| Exercise |
Edit the lines of the listing from the one containing "ops-panel-title: 分区操作 — [15, 292, 61, 307]" through the one containing "app-logo-icon — [10, 5, 26, 21]" so that "migrate-os-icon" becomes "migrate-system-icon", leaving the rest of each line unchanged. Return only those edited lines.

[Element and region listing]

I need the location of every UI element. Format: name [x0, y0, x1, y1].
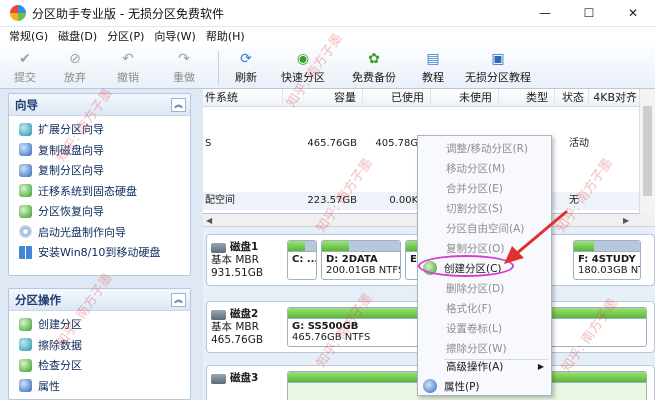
ops-panel-title: 分区操作 — [15, 292, 61, 307]
col-filesystem[interactable]: 件系统 — [203, 89, 283, 106]
migrate-os-icon — [19, 184, 32, 198]
menu-item-advanced[interactable]: 高级操作(A) ▶ — [419, 356, 550, 376]
col-status[interactable]: 状态 — [555, 89, 589, 106]
app-logo-icon — [10, 5, 26, 21]
check-partition-icon — [19, 358, 32, 372]
menu-item-merge[interactable]: 合并分区(E) — [419, 178, 550, 198]
windows-icon — [19, 245, 32, 259]
wizard-item-windows-to-go[interactable]: 安装Win8/10到移动硬盘 — [9, 242, 190, 263]
menu-item-move[interactable]: 移动分区(M) — [419, 158, 550, 178]
submenu-arrow-icon: ▶ — [537, 361, 544, 371]
disk-tutorial-icon: ▣ — [491, 51, 505, 67]
checkmark-icon: ✔ — [19, 51, 31, 67]
list-header: 件系统 容量 已使用 未使用 类型 状态 4KB对齐 — [203, 89, 639, 107]
menu-item-properties[interactable]: 属性(P) — [419, 376, 550, 396]
scrollbar-thumb[interactable] — [643, 106, 652, 196]
menu-bar: 常规(G) 磁盘(D) 分区(P) 向导(W) 帮助(H) — [0, 27, 655, 47]
extend-partition-icon — [19, 122, 32, 136]
wizard-item-partition-recovery[interactable]: 分区恢复向导 — [9, 201, 190, 222]
discard-icon: ⊘ — [69, 51, 81, 67]
hard-disk-icon — [211, 373, 226, 384]
op-properties[interactable]: 属性 — [9, 376, 190, 397]
menu-item-delete-partition[interactable]: 删除分区(D) — [419, 278, 550, 298]
partition-ops-panel: 分区操作 ︽ 创建分区 擦除数据 检查分区 属性 — [8, 288, 191, 400]
disk-info: 磁盘2 基本 MBR 465.76GB — [211, 308, 264, 346]
wizard-item-migrate-os[interactable]: 迁移系统到固态硬盘 — [9, 181, 190, 202]
ops-list: 创建分区 擦除数据 检查分区 属性 — [9, 311, 190, 400]
red-arrow-icon — [504, 210, 568, 264]
wipe-data-icon — [19, 338, 32, 352]
menu-partition[interactable]: 分区(P) — [102, 27, 149, 47]
partition-block[interactable]: F: 4STUDY 180.03GB NTFS — [573, 240, 641, 280]
commit-button[interactable]: ✔ 提交 — [0, 47, 50, 89]
wizard-panel-title: 向导 — [15, 97, 38, 112]
refresh-button[interactable]: ⟳ 刷新 — [225, 47, 267, 89]
ops-panel-header: 分区操作 ︽ — [9, 289, 190, 311]
tutorial-button[interactable]: ▤ 教程 — [409, 47, 457, 89]
wizard-item-extend-partition[interactable]: 扩展分区向导 — [9, 119, 190, 140]
undo-button[interactable]: ↶ 撤销 — [100, 47, 156, 89]
close-button[interactable]: ✕ — [611, 0, 655, 27]
hard-disk-icon — [211, 309, 226, 320]
quick-partition-button[interactable]: ◉ 快速分区 — [267, 47, 339, 89]
op-check-partition[interactable]: 检查分区 — [9, 355, 190, 376]
col-capacity[interactable]: 容量 — [283, 89, 363, 106]
wizard-item-copy-disk[interactable]: 复制磁盘向导 — [9, 140, 190, 161]
discard-button[interactable]: ⊘ 放弃 — [50, 47, 100, 89]
menu-item-format[interactable]: 格式化(F) — [419, 298, 550, 318]
maximize-button[interactable]: ☐ — [567, 0, 611, 27]
menu-help[interactable]: 帮助(H) — [201, 27, 250, 47]
wizard-panel: 向导 ︽ 扩展分区向导 复制磁盘向导 复制分区向导 迁移系统到固态硬盘 分区恢复… — [8, 93, 191, 276]
cd-icon — [19, 225, 32, 239]
title-bar: 分区助手专业版 - 无损分区免费软件 — ☐ ✕ — [0, 0, 655, 27]
disk-info: 磁盘1 基本 MBR 931.51GB — [211, 241, 264, 279]
properties-icon — [19, 379, 32, 393]
window-title: 分区助手专业版 - 无损分区免费软件 — [32, 6, 224, 21]
col-used[interactable]: 已使用 — [363, 89, 431, 106]
menu-item-wipe-partition[interactable]: 擦除分区(W) — [419, 338, 550, 358]
op-wipe-data[interactable]: 擦除数据 — [9, 335, 190, 356]
create-partition-icon — [19, 317, 32, 331]
lossless-tutorial-button[interactable]: ▣ 无损分区教程 — [457, 47, 539, 89]
menu-wizard[interactable]: 向导(W) — [149, 27, 200, 47]
partition-block[interactable]: C: ... — [287, 240, 317, 280]
undo-icon: ↶ — [122, 51, 134, 67]
scroll-right-icon[interactable]: ▶ — [623, 214, 629, 227]
wizard-list: 扩展分区向导 复制磁盘向导 复制分区向导 迁移系统到固态硬盘 分区恢复向导 启动… — [9, 116, 190, 267]
col-4k-align[interactable]: 4KB对齐 — [589, 89, 639, 106]
info-icon — [423, 379, 437, 393]
wizard-panel-header: 向导 ︽ — [9, 94, 190, 116]
col-type[interactable]: 类型 — [499, 89, 555, 106]
backup-icon: ✿ — [368, 51, 380, 67]
partition-recovery-icon — [19, 204, 32, 218]
redo-button[interactable]: ↷ 重做 — [156, 47, 212, 89]
wizard-item-bootable-cd[interactable]: 启动光盘制作向导 — [9, 222, 190, 243]
copy-disk-icon — [19, 143, 32, 157]
scroll-left-icon[interactable]: ◀ — [206, 214, 212, 227]
wizard-item-copy-partition[interactable]: 复制分区向导 — [9, 160, 190, 181]
window-controls: — ☐ ✕ — [523, 0, 655, 27]
op-create-partition[interactable]: 创建分区 — [9, 314, 190, 335]
menu-item-resize-move[interactable]: 调整/移动分区(R) — [419, 138, 550, 158]
menu-general[interactable]: 常规(G) — [4, 27, 53, 47]
list-vertical-scrollbar[interactable] — [639, 89, 655, 214]
toolbar: ✔ 提交 ⊘ 放弃 ↶ 撤销 ↷ 重做 ⟳ 刷新 ◉ 快速分区 ✿ 免费备份 ▤… — [0, 47, 655, 89]
menu-item-set-label[interactable]: 设置卷标(L) — [419, 318, 550, 338]
collapse-icon[interactable]: ︽ — [171, 292, 186, 307]
redo-icon: ↷ — [178, 51, 190, 67]
disk-info: 磁盘3 — [211, 372, 283, 385]
partition-block[interactable]: D: 2DATA 200.01GB NTFS — [321, 240, 401, 280]
col-free[interactable]: 未使用 — [431, 89, 499, 106]
toolbar-separator — [218, 51, 219, 85]
left-panel: 向导 ︽ 扩展分区向导 复制磁盘向导 复制分区向导 迁移系统到固态硬盘 分区恢复… — [8, 93, 191, 400]
free-backup-button[interactable]: ✿ 免费备份 — [339, 47, 409, 89]
minimize-button[interactable]: — — [523, 0, 567, 27]
hard-disk-icon — [211, 242, 226, 253]
copy-partition-icon — [19, 163, 32, 177]
refresh-icon: ⟳ — [240, 51, 252, 67]
menu-disk[interactable]: 磁盘(D) — [53, 27, 102, 47]
tutorial-icon: ▤ — [426, 51, 440, 67]
collapse-icon[interactable]: ︽ — [171, 97, 186, 112]
quick-partition-icon: ◉ — [296, 51, 310, 67]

| Exercise solution |
ops-panel-title: 分区操作 — [15, 292, 61, 307]
col-filesystem[interactable]: 件系统 — [203, 89, 283, 106]
migrate-system-icon — [19, 184, 32, 198]
menu-item-advanced[interactable]: 高级操作(A) ▶ — [419, 356, 550, 376]
col-status[interactable]: 状态 — [555, 89, 589, 106]
app-logo-icon — [10, 5, 26, 21]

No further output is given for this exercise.